Written exercise
Pull out from the material below all lines with "title".
— begin Input data —
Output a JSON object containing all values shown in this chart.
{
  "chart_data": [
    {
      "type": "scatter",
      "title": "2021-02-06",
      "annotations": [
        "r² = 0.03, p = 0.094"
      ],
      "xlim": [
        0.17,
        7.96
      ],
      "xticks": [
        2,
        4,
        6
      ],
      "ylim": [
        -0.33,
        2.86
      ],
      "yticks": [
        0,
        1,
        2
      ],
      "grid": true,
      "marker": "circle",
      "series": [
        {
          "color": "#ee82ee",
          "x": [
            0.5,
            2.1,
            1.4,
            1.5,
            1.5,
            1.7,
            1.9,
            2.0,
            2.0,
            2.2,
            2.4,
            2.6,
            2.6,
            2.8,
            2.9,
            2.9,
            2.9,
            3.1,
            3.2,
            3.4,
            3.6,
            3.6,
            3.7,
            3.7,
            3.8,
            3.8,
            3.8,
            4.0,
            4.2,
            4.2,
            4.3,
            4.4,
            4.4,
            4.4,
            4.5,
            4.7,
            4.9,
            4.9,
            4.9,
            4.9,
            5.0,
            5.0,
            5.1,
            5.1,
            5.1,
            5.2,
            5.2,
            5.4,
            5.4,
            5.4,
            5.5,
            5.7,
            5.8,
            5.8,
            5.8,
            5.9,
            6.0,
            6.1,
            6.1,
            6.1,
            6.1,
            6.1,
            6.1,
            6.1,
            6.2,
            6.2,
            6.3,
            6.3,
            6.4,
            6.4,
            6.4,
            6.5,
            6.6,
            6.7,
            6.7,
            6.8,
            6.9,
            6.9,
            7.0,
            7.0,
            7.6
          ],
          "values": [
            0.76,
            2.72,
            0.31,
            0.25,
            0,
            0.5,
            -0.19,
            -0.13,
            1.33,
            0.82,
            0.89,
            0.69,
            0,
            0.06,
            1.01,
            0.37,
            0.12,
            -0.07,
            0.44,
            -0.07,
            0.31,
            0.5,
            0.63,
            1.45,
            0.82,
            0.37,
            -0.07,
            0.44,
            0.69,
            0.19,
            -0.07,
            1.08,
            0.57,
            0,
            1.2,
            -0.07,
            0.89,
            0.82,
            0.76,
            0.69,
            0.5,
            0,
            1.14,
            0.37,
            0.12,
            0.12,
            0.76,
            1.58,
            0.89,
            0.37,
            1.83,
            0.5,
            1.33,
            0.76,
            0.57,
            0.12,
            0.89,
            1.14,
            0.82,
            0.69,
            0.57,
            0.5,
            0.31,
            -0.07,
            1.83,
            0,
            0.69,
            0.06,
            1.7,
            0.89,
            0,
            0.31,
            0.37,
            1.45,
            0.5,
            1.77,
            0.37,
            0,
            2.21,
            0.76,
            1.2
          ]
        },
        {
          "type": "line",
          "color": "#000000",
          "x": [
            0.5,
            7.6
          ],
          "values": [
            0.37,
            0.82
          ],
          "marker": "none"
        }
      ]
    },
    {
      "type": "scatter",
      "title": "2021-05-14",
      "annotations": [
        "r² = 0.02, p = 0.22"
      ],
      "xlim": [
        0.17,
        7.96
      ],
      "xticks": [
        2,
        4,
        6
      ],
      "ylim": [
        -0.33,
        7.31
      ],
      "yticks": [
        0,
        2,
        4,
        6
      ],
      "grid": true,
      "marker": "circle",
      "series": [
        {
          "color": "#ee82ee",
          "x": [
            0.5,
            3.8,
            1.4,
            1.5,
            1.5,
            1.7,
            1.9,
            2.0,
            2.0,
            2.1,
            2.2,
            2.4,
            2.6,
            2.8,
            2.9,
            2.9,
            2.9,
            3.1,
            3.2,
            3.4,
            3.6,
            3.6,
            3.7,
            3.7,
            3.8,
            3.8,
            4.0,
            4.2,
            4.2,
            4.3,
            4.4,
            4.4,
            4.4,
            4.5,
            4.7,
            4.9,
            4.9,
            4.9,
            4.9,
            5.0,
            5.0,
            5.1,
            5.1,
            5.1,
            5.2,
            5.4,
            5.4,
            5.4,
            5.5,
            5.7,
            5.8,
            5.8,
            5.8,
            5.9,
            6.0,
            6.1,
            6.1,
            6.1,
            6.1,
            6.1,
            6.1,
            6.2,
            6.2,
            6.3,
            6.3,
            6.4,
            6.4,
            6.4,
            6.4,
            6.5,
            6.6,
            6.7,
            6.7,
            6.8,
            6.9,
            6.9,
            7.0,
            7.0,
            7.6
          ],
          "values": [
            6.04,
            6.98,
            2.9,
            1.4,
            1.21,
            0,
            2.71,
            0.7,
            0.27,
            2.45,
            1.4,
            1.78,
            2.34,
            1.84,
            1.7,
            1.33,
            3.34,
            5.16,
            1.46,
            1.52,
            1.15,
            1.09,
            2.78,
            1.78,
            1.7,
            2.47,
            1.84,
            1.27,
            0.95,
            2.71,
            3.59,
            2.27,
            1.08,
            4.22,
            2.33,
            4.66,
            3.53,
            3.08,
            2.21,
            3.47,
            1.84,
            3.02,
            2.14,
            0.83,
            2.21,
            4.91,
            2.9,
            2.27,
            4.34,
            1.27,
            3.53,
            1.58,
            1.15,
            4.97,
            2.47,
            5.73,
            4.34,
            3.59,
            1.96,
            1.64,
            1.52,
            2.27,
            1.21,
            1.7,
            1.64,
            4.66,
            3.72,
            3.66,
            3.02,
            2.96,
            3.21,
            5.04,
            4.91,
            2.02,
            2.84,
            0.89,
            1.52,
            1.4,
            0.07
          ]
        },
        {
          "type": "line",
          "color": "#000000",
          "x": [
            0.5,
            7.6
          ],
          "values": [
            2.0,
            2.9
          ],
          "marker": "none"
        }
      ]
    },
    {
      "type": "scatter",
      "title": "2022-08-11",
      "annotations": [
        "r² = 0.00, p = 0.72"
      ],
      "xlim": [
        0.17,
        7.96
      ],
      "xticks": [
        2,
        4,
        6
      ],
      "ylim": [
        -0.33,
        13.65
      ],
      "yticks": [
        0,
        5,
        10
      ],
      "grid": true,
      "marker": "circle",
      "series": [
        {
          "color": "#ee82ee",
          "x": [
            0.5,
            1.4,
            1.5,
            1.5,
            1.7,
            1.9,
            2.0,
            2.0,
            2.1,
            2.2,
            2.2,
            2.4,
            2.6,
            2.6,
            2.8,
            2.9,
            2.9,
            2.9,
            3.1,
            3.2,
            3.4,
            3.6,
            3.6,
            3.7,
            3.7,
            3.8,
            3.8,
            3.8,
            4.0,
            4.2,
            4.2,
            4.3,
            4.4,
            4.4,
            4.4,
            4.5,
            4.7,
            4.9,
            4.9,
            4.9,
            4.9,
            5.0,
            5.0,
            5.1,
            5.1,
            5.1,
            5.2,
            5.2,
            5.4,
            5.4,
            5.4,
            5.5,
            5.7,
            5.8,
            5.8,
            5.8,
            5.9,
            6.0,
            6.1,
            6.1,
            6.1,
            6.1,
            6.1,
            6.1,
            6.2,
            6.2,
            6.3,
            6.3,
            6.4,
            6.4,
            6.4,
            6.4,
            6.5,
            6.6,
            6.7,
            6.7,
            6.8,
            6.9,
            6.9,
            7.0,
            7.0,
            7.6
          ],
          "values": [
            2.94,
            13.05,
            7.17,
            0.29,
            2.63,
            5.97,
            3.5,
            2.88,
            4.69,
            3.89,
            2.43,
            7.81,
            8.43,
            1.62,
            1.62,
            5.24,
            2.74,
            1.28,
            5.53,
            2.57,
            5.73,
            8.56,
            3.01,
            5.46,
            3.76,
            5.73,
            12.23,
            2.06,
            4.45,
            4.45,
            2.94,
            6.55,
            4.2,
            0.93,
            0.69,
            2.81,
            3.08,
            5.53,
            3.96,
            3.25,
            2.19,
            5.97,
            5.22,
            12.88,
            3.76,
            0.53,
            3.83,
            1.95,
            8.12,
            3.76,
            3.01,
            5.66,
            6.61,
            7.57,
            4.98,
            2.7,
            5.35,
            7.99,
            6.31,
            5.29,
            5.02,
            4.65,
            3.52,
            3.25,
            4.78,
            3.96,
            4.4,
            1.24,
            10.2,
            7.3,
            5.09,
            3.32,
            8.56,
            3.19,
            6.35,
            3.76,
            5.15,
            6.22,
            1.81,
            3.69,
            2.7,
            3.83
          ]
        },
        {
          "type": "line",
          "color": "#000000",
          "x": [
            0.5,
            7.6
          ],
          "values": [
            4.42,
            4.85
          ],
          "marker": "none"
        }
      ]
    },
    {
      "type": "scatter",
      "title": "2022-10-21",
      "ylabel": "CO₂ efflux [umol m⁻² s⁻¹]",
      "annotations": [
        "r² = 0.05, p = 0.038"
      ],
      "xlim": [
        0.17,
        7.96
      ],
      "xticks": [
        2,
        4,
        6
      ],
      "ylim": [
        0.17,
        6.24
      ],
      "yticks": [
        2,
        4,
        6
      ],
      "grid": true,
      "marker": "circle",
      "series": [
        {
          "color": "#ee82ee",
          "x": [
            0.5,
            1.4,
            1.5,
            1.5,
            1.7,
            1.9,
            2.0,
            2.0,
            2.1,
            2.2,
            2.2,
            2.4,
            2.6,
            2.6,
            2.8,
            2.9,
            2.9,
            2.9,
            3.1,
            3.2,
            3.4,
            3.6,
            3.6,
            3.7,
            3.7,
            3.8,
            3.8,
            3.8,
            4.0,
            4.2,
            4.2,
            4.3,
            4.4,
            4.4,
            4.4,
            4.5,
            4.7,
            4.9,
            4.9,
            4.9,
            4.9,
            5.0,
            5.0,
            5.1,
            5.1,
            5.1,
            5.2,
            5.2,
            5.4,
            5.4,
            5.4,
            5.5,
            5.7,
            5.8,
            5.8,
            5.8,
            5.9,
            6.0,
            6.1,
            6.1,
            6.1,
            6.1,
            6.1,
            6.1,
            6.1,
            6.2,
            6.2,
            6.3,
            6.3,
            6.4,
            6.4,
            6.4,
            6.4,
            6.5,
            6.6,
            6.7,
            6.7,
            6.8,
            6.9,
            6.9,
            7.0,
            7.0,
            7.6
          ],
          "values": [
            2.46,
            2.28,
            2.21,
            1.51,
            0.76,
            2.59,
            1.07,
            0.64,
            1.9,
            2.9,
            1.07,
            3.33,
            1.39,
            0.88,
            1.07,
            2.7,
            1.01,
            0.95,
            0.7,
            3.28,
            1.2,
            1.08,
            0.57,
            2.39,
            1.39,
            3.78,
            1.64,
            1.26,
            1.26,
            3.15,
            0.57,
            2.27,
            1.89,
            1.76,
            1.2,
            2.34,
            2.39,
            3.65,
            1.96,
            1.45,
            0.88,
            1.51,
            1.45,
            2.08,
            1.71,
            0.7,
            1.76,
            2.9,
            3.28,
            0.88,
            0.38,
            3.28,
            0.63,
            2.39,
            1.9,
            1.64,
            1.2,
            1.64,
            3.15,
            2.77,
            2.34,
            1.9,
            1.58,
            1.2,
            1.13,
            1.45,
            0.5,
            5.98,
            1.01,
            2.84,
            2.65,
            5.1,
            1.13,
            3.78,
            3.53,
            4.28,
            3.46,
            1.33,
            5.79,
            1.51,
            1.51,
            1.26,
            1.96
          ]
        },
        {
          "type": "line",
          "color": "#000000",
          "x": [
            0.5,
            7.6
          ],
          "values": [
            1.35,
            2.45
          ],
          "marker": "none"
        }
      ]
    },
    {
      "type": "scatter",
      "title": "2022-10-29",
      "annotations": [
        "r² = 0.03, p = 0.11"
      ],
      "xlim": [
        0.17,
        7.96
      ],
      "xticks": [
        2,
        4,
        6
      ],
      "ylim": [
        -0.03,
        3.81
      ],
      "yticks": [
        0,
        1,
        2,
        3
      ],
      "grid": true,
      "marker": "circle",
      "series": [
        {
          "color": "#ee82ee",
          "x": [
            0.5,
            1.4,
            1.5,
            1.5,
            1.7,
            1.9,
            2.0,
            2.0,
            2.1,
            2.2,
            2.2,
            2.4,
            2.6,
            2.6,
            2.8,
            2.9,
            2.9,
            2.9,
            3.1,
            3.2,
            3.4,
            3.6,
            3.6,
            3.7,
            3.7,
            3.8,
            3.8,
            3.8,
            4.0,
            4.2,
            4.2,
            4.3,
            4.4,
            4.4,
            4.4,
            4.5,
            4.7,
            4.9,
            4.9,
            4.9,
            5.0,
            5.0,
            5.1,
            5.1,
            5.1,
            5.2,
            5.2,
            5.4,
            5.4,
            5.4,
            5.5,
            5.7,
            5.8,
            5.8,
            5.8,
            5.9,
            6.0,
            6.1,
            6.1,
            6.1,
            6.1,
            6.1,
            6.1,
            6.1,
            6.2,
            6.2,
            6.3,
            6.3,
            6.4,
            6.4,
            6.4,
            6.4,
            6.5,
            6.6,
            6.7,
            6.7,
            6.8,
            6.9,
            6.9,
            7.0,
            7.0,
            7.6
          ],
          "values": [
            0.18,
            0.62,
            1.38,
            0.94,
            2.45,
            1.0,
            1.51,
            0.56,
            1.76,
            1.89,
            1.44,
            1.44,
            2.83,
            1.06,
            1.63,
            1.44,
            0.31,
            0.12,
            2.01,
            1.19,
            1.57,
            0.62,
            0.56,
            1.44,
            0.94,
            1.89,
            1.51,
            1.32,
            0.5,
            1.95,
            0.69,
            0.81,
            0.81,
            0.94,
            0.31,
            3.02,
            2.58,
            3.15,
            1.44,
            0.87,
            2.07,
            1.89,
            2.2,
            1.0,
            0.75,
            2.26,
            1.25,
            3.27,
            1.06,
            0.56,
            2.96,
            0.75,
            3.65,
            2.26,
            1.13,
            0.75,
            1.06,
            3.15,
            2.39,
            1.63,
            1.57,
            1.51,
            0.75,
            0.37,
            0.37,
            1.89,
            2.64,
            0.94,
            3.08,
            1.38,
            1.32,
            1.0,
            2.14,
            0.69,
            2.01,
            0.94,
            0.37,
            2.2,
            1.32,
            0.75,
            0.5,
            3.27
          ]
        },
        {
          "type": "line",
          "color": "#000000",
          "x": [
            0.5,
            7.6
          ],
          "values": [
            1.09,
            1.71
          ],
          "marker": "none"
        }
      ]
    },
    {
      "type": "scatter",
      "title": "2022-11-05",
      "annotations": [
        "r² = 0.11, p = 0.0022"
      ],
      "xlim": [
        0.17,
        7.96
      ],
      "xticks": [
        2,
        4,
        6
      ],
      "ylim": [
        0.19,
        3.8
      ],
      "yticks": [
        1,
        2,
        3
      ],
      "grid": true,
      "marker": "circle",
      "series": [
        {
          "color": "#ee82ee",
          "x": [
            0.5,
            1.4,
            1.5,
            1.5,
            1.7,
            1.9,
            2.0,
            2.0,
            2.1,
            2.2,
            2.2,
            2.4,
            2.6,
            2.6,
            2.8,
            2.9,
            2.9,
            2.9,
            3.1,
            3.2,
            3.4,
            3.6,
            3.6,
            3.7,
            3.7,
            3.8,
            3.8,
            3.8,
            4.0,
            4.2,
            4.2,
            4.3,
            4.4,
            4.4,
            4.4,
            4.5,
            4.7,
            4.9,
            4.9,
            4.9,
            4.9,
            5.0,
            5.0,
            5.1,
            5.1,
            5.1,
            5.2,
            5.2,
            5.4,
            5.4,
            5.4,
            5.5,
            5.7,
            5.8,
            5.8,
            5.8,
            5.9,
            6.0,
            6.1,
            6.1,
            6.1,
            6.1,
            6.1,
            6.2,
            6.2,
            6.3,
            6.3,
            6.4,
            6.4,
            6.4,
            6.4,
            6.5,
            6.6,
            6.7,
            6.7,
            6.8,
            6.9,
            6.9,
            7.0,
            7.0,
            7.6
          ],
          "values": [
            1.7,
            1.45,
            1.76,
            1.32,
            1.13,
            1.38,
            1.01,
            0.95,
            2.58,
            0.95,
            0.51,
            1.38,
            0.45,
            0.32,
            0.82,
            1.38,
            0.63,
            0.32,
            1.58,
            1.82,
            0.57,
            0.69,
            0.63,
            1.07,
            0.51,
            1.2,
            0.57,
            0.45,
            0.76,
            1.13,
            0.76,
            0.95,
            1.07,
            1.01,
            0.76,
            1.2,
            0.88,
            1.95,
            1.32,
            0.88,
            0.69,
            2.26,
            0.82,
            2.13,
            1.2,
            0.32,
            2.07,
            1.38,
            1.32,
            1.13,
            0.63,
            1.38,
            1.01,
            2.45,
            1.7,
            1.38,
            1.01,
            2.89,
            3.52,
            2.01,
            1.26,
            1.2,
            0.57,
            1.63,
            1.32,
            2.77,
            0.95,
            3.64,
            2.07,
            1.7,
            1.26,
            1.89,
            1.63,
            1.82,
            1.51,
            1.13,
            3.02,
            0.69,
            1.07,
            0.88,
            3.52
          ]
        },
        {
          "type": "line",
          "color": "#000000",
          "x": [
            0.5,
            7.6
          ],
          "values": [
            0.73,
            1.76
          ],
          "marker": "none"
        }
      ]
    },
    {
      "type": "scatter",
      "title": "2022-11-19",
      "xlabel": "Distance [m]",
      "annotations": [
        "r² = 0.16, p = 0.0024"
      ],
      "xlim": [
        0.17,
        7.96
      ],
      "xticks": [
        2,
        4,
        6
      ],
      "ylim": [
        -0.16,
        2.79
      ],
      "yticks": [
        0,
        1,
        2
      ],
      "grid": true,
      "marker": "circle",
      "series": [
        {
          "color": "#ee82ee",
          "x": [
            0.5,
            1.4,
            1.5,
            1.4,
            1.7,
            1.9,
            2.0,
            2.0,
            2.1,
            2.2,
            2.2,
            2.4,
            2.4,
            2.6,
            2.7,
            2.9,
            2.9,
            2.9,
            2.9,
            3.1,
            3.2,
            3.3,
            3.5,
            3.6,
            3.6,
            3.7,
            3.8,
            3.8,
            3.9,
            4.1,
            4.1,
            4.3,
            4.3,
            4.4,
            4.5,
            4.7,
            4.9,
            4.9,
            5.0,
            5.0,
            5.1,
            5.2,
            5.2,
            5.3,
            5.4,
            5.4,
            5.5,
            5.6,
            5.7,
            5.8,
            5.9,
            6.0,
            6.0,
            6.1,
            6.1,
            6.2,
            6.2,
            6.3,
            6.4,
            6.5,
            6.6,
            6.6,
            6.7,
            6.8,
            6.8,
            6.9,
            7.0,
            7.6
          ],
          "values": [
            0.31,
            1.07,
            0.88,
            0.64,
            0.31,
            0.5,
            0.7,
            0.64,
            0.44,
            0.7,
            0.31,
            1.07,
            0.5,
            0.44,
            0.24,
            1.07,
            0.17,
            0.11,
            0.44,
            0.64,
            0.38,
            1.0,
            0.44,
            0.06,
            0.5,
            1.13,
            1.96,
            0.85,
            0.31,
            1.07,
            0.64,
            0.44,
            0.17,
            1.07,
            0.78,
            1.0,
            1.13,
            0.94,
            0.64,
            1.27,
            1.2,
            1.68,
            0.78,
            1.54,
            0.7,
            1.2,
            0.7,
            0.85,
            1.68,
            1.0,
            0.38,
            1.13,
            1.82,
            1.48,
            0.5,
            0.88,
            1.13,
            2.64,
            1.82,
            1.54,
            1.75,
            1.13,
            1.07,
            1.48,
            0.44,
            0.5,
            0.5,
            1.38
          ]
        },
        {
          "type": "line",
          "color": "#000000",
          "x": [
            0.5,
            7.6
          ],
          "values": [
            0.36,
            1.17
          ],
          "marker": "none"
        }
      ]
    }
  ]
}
— end Input data —
Solved problem
      "title": "2021-02-06",
      "title": "2021-05-14",
      "title": "2022-08-11",
      "title": "2022-10-21",
      "title": "2022-10-29",
      "title": "2022-11-05",
      "title": "2022-11-19",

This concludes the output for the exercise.